*Task directions*
Only the number is wanted: how many lines hold the word "xlabel"?

*Data section*
--

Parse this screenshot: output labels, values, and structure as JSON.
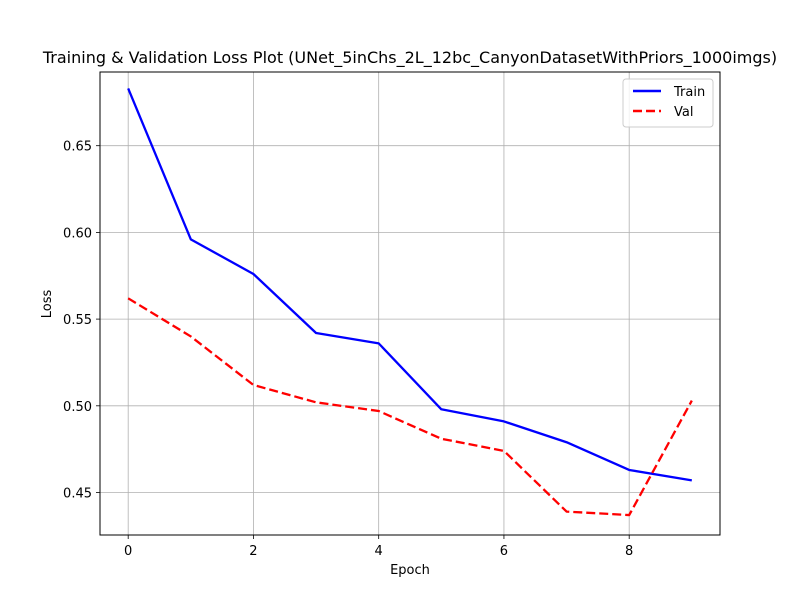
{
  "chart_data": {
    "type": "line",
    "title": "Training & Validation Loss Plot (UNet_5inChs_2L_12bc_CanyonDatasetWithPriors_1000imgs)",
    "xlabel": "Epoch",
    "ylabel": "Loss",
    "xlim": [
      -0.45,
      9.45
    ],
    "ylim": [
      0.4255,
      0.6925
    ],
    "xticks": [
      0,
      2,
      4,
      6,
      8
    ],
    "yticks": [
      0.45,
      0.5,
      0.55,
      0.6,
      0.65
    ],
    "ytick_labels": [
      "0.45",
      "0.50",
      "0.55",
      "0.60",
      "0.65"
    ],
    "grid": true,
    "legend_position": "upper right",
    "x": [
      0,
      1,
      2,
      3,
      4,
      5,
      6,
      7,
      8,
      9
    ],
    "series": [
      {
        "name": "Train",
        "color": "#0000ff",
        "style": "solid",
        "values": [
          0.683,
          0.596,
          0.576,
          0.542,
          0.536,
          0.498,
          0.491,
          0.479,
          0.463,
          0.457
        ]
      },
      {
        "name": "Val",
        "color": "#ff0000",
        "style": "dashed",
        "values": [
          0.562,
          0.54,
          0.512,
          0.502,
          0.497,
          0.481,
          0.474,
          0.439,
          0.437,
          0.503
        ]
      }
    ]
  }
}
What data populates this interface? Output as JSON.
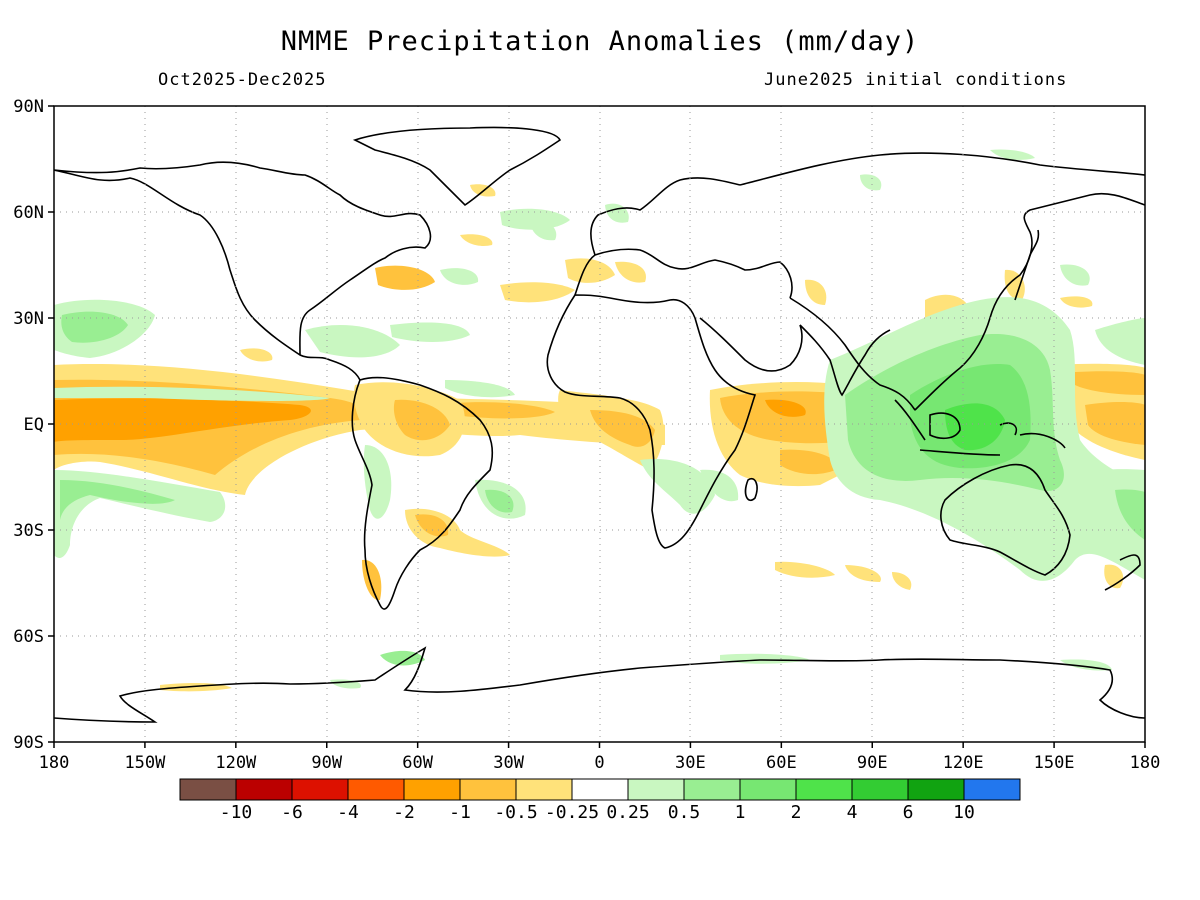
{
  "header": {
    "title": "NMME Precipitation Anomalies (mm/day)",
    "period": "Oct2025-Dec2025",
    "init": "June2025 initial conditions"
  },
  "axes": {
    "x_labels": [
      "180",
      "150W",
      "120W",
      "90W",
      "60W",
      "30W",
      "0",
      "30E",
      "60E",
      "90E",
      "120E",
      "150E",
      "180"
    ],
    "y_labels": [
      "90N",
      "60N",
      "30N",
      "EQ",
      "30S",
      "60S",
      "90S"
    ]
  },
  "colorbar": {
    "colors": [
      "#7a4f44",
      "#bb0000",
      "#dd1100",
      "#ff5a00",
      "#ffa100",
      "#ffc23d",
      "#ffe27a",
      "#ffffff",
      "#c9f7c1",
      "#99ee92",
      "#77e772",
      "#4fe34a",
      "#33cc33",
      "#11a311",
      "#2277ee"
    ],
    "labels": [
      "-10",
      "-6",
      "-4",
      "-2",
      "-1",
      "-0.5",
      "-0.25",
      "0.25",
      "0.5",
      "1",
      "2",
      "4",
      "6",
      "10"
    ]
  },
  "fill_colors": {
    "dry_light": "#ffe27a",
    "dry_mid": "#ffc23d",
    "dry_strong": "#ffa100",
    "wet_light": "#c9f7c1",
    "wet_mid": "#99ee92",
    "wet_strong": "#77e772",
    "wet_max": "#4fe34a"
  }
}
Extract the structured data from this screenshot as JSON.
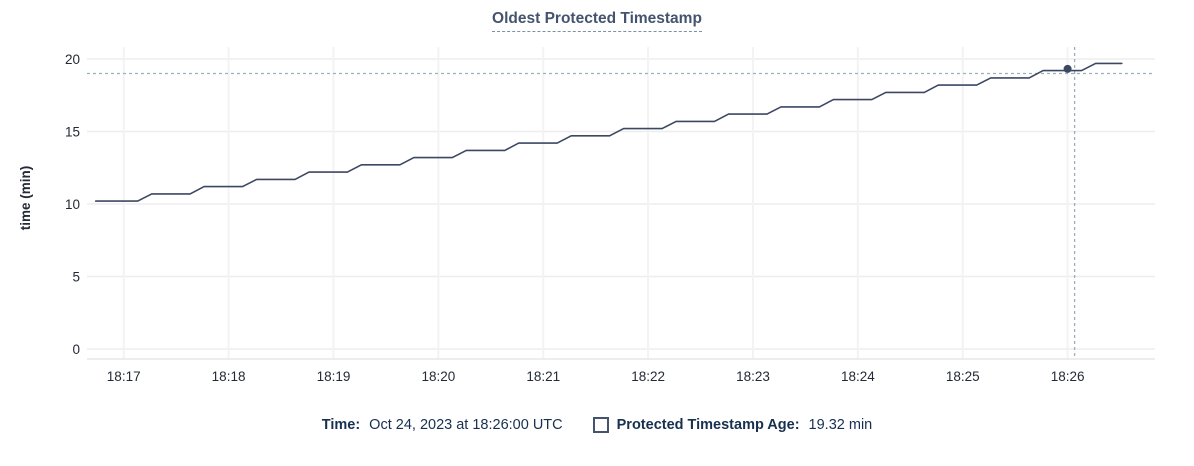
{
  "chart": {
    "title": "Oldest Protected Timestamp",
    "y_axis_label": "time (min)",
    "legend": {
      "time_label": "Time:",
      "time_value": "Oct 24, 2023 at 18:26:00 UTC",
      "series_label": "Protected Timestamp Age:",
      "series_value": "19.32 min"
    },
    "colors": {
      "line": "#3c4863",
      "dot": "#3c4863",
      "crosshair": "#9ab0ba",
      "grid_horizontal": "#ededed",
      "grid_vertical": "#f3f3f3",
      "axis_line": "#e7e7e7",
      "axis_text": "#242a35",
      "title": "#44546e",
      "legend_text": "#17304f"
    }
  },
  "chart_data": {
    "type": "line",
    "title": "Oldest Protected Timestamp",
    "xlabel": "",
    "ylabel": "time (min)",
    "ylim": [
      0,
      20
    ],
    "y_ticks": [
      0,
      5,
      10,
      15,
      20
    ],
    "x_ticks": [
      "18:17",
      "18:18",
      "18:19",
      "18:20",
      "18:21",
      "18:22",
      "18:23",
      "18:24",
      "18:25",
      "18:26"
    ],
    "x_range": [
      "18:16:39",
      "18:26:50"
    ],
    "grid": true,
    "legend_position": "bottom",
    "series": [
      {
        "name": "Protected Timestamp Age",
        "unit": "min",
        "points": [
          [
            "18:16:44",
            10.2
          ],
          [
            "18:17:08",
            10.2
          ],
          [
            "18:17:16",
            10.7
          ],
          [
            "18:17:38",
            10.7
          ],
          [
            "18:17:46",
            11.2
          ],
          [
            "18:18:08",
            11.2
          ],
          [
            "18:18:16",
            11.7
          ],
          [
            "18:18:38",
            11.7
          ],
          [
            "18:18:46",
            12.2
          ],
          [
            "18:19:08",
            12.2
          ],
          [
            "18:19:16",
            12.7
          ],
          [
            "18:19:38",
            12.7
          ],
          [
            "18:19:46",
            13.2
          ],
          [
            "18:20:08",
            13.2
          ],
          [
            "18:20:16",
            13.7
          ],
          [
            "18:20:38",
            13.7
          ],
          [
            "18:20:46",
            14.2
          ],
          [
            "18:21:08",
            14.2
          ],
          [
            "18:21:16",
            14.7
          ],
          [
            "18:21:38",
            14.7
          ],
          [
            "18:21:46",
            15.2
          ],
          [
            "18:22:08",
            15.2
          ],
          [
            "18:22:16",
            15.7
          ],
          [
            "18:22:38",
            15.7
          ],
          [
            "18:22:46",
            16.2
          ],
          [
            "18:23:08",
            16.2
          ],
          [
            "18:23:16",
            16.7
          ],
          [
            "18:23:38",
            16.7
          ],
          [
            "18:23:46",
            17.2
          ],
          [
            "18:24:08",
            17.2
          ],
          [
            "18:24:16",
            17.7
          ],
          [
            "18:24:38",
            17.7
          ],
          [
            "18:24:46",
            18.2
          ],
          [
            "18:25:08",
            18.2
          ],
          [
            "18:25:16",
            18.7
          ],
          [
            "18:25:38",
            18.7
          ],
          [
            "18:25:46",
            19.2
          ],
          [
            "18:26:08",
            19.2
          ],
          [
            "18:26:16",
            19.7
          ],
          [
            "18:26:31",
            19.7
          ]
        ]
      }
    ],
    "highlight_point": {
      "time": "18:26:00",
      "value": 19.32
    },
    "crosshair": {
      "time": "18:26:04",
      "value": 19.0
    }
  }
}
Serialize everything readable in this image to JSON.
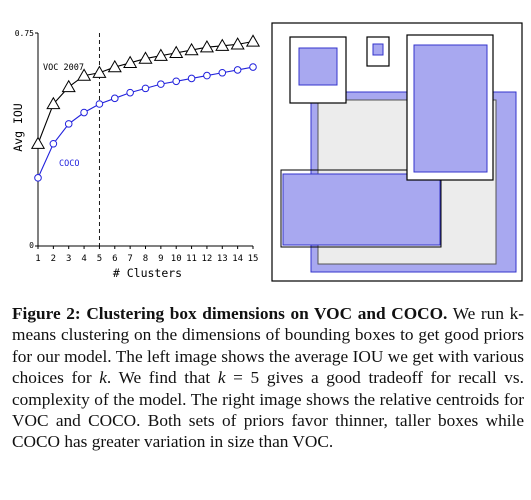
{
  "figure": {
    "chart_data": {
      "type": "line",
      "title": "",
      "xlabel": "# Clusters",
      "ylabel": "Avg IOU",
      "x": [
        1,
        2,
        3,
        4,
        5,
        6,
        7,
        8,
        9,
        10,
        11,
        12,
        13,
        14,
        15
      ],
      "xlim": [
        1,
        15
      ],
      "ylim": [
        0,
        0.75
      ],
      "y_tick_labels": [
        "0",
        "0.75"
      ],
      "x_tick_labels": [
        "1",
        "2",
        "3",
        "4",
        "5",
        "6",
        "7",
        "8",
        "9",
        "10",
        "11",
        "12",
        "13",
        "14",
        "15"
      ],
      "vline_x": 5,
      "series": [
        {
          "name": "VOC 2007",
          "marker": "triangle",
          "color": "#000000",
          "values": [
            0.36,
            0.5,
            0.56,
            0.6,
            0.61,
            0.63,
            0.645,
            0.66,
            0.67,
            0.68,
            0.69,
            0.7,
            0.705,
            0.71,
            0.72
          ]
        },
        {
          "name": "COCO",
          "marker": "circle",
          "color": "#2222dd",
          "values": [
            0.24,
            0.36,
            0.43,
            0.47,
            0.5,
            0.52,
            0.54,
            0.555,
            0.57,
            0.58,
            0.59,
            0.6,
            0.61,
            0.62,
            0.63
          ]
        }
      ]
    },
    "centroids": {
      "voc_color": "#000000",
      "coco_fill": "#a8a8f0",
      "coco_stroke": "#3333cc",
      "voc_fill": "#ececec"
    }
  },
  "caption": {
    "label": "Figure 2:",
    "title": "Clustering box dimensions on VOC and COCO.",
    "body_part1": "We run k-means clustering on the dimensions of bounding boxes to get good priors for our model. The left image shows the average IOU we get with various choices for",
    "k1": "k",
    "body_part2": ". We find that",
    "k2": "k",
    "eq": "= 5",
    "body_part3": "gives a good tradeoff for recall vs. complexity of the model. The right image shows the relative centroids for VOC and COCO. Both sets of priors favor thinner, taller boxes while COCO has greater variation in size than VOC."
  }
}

--

*Written answer*
3